Aim of the task
Omit every picture while repeating the entries exactly.

begin

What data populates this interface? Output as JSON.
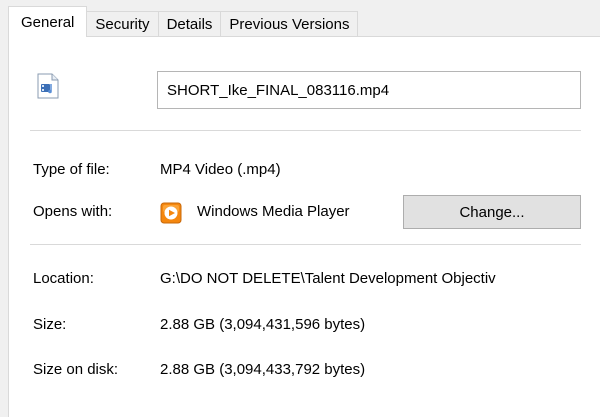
{
  "tabs": [
    {
      "label": "General",
      "active": true
    },
    {
      "label": "Security",
      "active": false
    },
    {
      "label": "Details",
      "active": false
    },
    {
      "label": "Previous Versions",
      "active": false
    }
  ],
  "file": {
    "icon": "video-file-icon",
    "name": "SHORT_Ike_FINAL_083116.mp4"
  },
  "type": {
    "label": "Type of file:",
    "value": "MP4 Video (.mp4)"
  },
  "opens_with": {
    "label": "Opens with:",
    "icon": "windows-media-player-icon",
    "value": "Windows Media Player",
    "button_label": "Change..."
  },
  "location": {
    "label": "Location:",
    "value": "G:\\DO NOT DELETE\\Talent Development Objectiv"
  },
  "size": {
    "label": "Size:",
    "value": "2.88 GB (3,094,431,596 bytes)"
  },
  "size_on_disk": {
    "label": "Size on disk:",
    "value": "2.88 GB (3,094,433,792 bytes)"
  },
  "colors": {
    "tab_border": "#d9d9d9",
    "panel_bg": "#ffffff",
    "window_bg": "#f0f0f0",
    "wmp_orange": "#f5870e",
    "button_bg": "#e1e1e1"
  }
}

end

Result of the task
What data populates this interface? Output as JSON.
{
  "tabs": [
    {
      "label": "General",
      "active": true
    },
    {
      "label": "Security",
      "active": false
    },
    {
      "label": "Details",
      "active": false
    },
    {
      "label": "Previous Versions",
      "active": false
    }
  ],
  "file": {
    "icon": "video-file-icon",
    "name": "SHORT_Ike_FINAL_083116.mp4"
  },
  "type": {
    "label": "Type of file:",
    "value": "MP4 Video (.mp4)"
  },
  "opens_with": {
    "label": "Opens with:",
    "icon": "windows-media-player-icon",
    "value": "Windows Media Player",
    "button_label": "Change..."
  },
  "location": {
    "label": "Location:",
    "value": "G:\\DO NOT DELETE\\Talent Development Objectiv"
  },
  "size": {
    "label": "Size:",
    "value": "2.88 GB (3,094,431,596 bytes)"
  },
  "size_on_disk": {
    "label": "Size on disk:",
    "value": "2.88 GB (3,094,433,792 bytes)"
  },
  "colors": {
    "tab_border": "#d9d9d9",
    "panel_bg": "#ffffff",
    "window_bg": "#f0f0f0",
    "wmp_orange": "#f5870e",
    "button_bg": "#e1e1e1"
  }
}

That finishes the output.